■ **PROBLEM REQUIREMENTS**
Output every line below exactly.

■ **INPUT FOR THIS TASK**
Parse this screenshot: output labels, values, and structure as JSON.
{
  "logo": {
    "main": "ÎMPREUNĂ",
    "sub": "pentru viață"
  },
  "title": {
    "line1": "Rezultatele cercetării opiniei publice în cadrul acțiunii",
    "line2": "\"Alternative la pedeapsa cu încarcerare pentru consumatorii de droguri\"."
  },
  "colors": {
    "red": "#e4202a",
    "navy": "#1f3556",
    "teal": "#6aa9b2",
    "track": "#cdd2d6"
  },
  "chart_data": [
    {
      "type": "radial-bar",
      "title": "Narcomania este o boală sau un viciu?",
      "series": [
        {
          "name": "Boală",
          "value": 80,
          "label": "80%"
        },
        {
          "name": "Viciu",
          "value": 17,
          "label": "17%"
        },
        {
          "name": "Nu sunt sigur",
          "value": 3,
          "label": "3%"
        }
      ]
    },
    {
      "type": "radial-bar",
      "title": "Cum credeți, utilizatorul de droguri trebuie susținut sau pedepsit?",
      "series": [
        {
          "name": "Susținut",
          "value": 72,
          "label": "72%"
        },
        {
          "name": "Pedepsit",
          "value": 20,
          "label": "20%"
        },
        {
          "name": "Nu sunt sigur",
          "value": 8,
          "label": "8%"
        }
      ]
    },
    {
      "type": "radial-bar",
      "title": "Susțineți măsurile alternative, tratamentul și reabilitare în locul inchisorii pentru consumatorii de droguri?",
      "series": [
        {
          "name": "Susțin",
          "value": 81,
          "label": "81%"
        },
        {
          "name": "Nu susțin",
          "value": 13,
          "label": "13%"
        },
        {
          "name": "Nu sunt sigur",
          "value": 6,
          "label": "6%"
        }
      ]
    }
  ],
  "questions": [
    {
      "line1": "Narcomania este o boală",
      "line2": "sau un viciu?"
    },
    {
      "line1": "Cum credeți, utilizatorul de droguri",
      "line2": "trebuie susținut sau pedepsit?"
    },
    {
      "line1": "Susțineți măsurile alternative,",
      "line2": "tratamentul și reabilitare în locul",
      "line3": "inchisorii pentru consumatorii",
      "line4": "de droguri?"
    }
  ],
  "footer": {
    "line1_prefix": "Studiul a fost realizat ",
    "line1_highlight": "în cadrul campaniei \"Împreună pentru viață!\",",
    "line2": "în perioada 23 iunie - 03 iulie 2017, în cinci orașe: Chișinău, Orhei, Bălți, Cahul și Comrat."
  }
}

■ **EXERCISE RESPONSE**
Parse this screenshot: output labels, values, and structure as JSON.
{
  "logo": {
    "main": "ÎMPREUNĂ",
    "sub": "pentru viață"
  },
  "title": {
    "line1": "Rezultatele cercetării opiniei publice în cadrul acțiunii",
    "line2": "\"Alternative la pedeapsa cu încarcerare pentru consumatorii de droguri\"."
  },
  "colors": {
    "red": "#e4202a",
    "navy": "#1f3556",
    "teal": "#6aa9b2",
    "track": "#cdd2d6"
  },
  "chart_data": [
    {
      "type": "radial-bar",
      "title": "Narcomania este o boală sau un viciu?",
      "series": [
        {
          "name": "Boală",
          "value": 80,
          "label": "80%"
        },
        {
          "name": "Viciu",
          "value": 17,
          "label": "17%"
        },
        {
          "name": "Nu sunt sigur",
          "value": 3,
          "label": "3%"
        }
      ]
    },
    {
      "type": "radial-bar",
      "title": "Cum credeți, utilizatorul de droguri trebuie susținut sau pedepsit?",
      "series": [
        {
          "name": "Susținut",
          "value": 72,
          "label": "72%"
        },
        {
          "name": "Pedepsit",
          "value": 20,
          "label": "20%"
        },
        {
          "name": "Nu sunt sigur",
          "value": 8,
          "label": "8%"
        }
      ]
    },
    {
      "type": "radial-bar",
      "title": "Susțineți măsurile alternative, tratamentul și reabilitare în locul inchisorii pentru consumatorii de droguri?",
      "series": [
        {
          "name": "Susțin",
          "value": 81,
          "label": "81%"
        },
        {
          "name": "Nu susțin",
          "value": 13,
          "label": "13%"
        },
        {
          "name": "Nu sunt sigur",
          "value": 6,
          "label": "6%"
        }
      ]
    }
  ],
  "questions": [
    {
      "line1": "Narcomania este o boală",
      "line2": "sau un viciu?"
    },
    {
      "line1": "Cum credeți, utilizatorul de droguri",
      "line2": "trebuie susținut sau pedepsit?"
    },
    {
      "line1": "Susțineți măsurile alternative,",
      "line2": "tratamentul și reabilitare în locul",
      "line3": "inchisorii pentru consumatorii",
      "line4": "de droguri?"
    }
  ],
  "footer": {
    "line1_prefix": "Studiul a fost realizat ",
    "line1_highlight": "în cadrul campaniei \"Împreună pentru viață!\",",
    "line2": "în perioada 23 iunie - 03 iulie 2017, în cinci orașe: Chișinău, Orhei, Bălți, Cahul și Comrat."
  }
}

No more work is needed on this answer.